→ WORK TO COMPLETE
Count lines, not occurrences: report how many lines in the records hold the string "with", and nothing else.

→ RECORDS SHOWN
★ ★ ★

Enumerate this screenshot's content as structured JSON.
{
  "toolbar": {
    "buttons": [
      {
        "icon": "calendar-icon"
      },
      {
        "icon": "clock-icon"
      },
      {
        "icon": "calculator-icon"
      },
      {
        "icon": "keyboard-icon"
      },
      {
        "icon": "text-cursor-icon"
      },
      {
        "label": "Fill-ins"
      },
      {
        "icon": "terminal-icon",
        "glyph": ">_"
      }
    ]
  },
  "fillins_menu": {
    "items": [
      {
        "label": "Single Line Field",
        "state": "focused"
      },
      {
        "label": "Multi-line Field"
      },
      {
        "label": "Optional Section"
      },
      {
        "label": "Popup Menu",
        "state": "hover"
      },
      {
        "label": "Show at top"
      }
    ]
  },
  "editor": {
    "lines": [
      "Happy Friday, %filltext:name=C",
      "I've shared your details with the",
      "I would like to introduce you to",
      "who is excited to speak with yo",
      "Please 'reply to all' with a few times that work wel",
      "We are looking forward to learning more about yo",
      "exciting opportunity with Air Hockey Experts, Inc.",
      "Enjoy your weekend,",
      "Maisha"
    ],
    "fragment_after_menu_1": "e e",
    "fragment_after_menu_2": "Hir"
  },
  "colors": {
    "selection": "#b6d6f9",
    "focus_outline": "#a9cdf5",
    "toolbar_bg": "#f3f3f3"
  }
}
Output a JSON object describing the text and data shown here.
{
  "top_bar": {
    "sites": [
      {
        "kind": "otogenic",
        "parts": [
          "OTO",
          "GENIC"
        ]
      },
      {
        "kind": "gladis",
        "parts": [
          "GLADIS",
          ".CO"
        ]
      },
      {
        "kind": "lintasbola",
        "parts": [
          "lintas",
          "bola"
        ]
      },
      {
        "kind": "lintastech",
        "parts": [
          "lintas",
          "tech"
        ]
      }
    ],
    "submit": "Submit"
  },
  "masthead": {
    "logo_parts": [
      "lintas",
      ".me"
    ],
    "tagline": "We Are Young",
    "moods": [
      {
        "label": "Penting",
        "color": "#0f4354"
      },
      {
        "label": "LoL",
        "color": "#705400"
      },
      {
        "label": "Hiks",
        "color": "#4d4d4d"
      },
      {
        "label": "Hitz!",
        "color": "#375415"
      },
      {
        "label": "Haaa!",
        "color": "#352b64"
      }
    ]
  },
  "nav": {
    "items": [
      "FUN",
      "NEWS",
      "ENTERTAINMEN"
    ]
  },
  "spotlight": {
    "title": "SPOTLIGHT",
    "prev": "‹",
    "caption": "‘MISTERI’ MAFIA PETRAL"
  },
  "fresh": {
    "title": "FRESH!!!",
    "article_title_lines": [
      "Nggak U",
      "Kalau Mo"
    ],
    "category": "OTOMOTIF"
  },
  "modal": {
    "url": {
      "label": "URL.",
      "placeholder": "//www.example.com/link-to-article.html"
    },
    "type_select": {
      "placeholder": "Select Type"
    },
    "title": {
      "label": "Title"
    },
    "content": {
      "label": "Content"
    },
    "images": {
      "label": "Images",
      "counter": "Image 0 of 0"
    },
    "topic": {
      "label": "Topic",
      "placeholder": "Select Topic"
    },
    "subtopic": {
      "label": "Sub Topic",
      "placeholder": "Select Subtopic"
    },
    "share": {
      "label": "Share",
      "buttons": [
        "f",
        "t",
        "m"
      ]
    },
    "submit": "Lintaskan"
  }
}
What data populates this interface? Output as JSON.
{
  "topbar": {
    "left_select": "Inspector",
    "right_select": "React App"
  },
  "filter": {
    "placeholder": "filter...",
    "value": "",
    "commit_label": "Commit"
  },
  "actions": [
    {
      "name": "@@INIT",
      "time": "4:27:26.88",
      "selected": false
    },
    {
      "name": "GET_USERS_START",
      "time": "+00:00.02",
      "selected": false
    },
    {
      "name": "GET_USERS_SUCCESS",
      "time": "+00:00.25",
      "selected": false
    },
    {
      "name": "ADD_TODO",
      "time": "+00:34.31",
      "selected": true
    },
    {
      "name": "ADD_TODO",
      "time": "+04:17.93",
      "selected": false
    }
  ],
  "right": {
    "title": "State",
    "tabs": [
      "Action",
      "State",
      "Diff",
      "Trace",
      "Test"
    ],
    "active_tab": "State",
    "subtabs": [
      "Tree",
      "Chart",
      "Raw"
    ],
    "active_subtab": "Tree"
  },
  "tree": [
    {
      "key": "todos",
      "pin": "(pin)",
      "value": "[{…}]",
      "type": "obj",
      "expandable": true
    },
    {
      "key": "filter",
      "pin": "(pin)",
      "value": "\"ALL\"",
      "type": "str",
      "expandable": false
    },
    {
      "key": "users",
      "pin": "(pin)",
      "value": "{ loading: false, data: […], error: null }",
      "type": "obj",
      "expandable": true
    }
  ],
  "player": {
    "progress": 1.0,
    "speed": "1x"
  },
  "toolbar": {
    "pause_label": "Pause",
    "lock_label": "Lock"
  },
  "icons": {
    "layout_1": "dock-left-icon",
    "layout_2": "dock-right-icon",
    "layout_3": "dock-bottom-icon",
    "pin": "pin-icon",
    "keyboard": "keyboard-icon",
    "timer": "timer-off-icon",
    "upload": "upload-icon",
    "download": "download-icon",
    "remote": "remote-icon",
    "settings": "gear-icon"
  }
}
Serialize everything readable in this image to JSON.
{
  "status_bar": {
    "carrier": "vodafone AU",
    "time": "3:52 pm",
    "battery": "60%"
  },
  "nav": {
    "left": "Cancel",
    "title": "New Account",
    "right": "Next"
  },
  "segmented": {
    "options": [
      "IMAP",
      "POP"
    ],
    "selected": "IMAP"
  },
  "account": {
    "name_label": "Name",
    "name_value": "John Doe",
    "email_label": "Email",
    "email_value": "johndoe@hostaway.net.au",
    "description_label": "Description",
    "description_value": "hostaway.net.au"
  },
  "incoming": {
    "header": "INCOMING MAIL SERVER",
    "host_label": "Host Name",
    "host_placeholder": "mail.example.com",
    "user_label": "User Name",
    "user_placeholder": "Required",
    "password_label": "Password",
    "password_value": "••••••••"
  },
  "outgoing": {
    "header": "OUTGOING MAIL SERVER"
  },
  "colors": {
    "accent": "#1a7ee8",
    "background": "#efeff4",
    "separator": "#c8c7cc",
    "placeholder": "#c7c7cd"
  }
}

★ ★ ★

→ RESULT FOR THIS TASK
4